== GOAL ==
Extract the entries in their exact form.
--- EXTRACTED ENTRIES ---
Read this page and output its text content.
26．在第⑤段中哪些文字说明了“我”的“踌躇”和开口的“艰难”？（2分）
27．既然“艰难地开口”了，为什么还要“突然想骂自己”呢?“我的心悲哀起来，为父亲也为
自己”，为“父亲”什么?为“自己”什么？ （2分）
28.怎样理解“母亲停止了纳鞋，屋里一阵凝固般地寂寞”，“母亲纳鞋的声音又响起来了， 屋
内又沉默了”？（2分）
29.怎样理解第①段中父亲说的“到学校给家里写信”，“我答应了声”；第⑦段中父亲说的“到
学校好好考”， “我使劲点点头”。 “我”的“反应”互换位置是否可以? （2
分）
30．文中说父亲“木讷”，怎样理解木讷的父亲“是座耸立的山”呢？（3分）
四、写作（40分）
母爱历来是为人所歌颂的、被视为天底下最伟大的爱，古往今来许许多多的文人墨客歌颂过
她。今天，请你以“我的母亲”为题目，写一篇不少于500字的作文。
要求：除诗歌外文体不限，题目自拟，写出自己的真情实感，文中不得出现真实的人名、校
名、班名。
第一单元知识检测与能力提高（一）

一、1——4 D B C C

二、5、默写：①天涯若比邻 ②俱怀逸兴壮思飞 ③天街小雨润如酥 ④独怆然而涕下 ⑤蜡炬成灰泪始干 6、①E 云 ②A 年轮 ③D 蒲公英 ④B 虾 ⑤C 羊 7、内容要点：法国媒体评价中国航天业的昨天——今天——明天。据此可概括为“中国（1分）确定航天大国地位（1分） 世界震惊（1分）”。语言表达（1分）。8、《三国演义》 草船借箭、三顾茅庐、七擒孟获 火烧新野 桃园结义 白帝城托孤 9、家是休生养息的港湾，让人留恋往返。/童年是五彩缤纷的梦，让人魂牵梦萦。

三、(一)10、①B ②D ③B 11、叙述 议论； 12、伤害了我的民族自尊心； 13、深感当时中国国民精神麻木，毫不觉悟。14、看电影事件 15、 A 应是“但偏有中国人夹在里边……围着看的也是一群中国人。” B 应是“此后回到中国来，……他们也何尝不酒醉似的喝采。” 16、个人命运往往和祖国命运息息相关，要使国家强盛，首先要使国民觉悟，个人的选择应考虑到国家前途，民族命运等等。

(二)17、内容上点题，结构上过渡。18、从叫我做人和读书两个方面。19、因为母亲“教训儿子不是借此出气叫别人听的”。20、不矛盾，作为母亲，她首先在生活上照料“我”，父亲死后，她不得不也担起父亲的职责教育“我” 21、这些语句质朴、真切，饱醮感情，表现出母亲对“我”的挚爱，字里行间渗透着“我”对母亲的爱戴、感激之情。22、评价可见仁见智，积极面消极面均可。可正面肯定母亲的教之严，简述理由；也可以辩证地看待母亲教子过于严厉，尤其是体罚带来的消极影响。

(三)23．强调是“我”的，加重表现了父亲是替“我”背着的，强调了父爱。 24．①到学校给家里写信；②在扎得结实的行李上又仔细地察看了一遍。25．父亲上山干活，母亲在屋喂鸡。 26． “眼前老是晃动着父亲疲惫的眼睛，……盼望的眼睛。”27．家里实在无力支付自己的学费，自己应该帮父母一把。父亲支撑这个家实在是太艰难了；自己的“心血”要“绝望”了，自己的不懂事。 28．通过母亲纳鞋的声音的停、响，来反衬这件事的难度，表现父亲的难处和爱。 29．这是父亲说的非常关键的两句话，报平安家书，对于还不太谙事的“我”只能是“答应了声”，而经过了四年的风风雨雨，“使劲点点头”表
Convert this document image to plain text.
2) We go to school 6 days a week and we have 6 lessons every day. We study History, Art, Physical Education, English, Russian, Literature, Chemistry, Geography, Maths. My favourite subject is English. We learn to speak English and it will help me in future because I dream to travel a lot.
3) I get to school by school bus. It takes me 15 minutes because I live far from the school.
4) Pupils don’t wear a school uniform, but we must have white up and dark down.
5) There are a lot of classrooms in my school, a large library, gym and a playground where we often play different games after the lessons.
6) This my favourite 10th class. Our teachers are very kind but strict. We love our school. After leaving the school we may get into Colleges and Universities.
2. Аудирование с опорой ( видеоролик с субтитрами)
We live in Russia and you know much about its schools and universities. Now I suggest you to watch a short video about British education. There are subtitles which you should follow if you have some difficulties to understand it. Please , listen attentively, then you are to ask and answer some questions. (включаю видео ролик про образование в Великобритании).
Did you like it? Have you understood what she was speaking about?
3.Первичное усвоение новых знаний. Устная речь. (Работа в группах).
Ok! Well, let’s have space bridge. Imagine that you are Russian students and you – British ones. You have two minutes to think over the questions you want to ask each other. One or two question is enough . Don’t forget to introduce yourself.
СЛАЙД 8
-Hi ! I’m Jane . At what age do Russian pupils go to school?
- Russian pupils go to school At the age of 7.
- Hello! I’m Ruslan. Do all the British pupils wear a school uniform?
---
== ANSWER FOR THIS EXERCISE ==
Read this page and output its text content.
26．在第⑤段中哪些文字说明了“我”的“踌躇”和开口的“艰难”？（2分）
27．既然“艰难地开口”了，为什么还要“突然想骂自己”呢?“我的心悲哀起来，为父亲也为
自己”，为“父亲”什么?为“自己”什么？ （2分）
28.怎样理解“母亲停止了纳鞋，屋里一阵凝固般地寂寞”，“母亲纳鞋的声音又响起来了， 屋
内又沉默了”？（2分）
29.怎样理解第①段中父亲说的“到学校给家里写信”，“我答应了声”；第⑦段中父亲说的“到
学校好好考”， “我使劲点点头”。 “我”的“反应”互换位置是否可以? （2
分）
30．文中说父亲“木讷”，怎样理解木讷的父亲“是座耸立的山”呢？（3分）
四、写作（40分）
母爱历来是为人所歌颂的、被视为天底下最伟大的爱，古往今来许许多多的文人墨客歌颂过
她。今天，请你以“我的母亲”为题目，写一篇不少于500字的作文。
要求：除诗歌外文体不限，题目自拟，写出自己的真情实感，文中不得出现真实的人名、校
名、班名。
第一单元知识检测与能力提高（一）

一、1——4 D B C C

二、5、默写：①天涯若比邻 ②俱怀逸兴壮思飞 ③天街小雨润如酥 ④独怆然而涕下 ⑤蜡炬成灰泪始干 6、①E 云 ②A 年轮 ③D 蒲公英 ④B 虾 ⑤C 羊 7、内容要点：法国媒体评价中国航天业的昨天——今天——明天。据此可概括为“中国（1分）确定航天大国地位（1分） 世界震惊（1分）”。语言表达（1分）。8、《三国演义》 草船借箭、三顾茅庐、七擒孟获 火烧新野 桃园结义 白帝城托孤 9、家是休生养息的港湾，让人留恋往返。/童年是五彩缤纷的梦，让人魂牵梦萦。

三、(一)10、①B ②D ③B 11、叙述 议论； 12、伤害了我的民族自尊心； 13、深感当时中国国民精神麻木，毫不觉悟。14、看电影事件 15、 A 应是“但偏有中国人夹在里边……围着看的也是一群中国人。” B 应是“此后回到中国来，……他们也何尝不酒醉似的喝采。” 16、个人命运往往和祖国命运息息相关，要使国家强盛，首先要使国民觉悟，个人的选择应考虑到国家前途，民族命运等等。

(二)17、内容上点题，结构上过渡。18、从叫我做人和读书两个方面。19、因为母亲“教训儿子不是借此出气叫别人听的”。20、不矛盾，作为母亲，她首先在生活上照料“我”，父亲死后，她不得不也担起父亲的职责教育“我” 21、这些语句质朴、真切，饱醮感情，表现出母亲对“我”的挚爱，字里行间渗透着“我”对母亲的爱戴、感激之情。22、评价可见仁见智，积极面消极面均可。可正面肯定母亲的教之严，简述理由；也可以辩证地看待母亲教子过于严厉，尤其是体罚带来的消极影响。

(三)23．强调是“我”的，加重表现了父亲是替“我”背着的，强调了父爱。 24．①到学校给家里写信；②在扎得结实的行李上又仔细地察看了一遍。25．父亲上山干活，母亲在屋喂鸡。 26． “眼前老是晃动着父亲疲惫的眼睛，……盼望的眼睛。”27．家里实在无力支付自己的学费，自己应该帮父母一把。父亲支撑这个家实在是太艰难了；自己的“心血”要“绝望”了，自己的不懂事。 28．通过母亲纳鞋的声音的停、响，来反衬这件事的难度，表现父亲的难处和爱。 29．这是父亲说的非常关键的两句话，报平安家书，对于还不太谙事的“我”只能是“答应了声”，而经过了四年的风风雨雨，“使劲点点头”表
Convert this document image to plain text.
2) We go to school 6 days a week and we have 6 lessons every day. We study History, Art, Physical Education, English, Russian, Literature, Chemistry, Geography, Maths. My favourite subject is English. We learn to speak English and it will help me in future because I dream to travel a lot.
3) I get to school by school bus. It takes me 15 minutes because I live far from the school.
4) Pupils don’t wear a school uniform, but we must have white up and dark down.
5) There are a lot of classrooms in my school, a large library, gym and a playground where we often play different games after the lessons.
6) This my favourite 10th class. Our teachers are very kind but strict. We love our school. After leaving the school we may get into Colleges and Universities.
2. Аудирование с опорой ( видеоролик с субтитрами)
We live in Russia and you know much about its schools and universities. Now I suggest you to watch a short video about British education. There are subtitles which you should follow if you have some difficulties to understand it. Please , listen attentively, then you are to ask and answer some questions. (включаю видео ролик про образование в Великобритании).
Did you like it? Have you understood what she was speaking about?
3.Первичное усвоение новых знаний. Устная речь. (Работа в группах).
Ok! Well, let’s have space bridge. Imagine that you are Russian students and you – British ones. You have two minutes to think over the questions you want to ask each other. One or two question is enough . Don’t forget to introduce yourself.
СЛАЙД 8
-Hi ! I’m Jane . At what age do Russian pupils go to school?
- Russian pupils go to school At the age of 7.
- Hello! I’m Ruslan. Do all the British pupils wear a school uniform?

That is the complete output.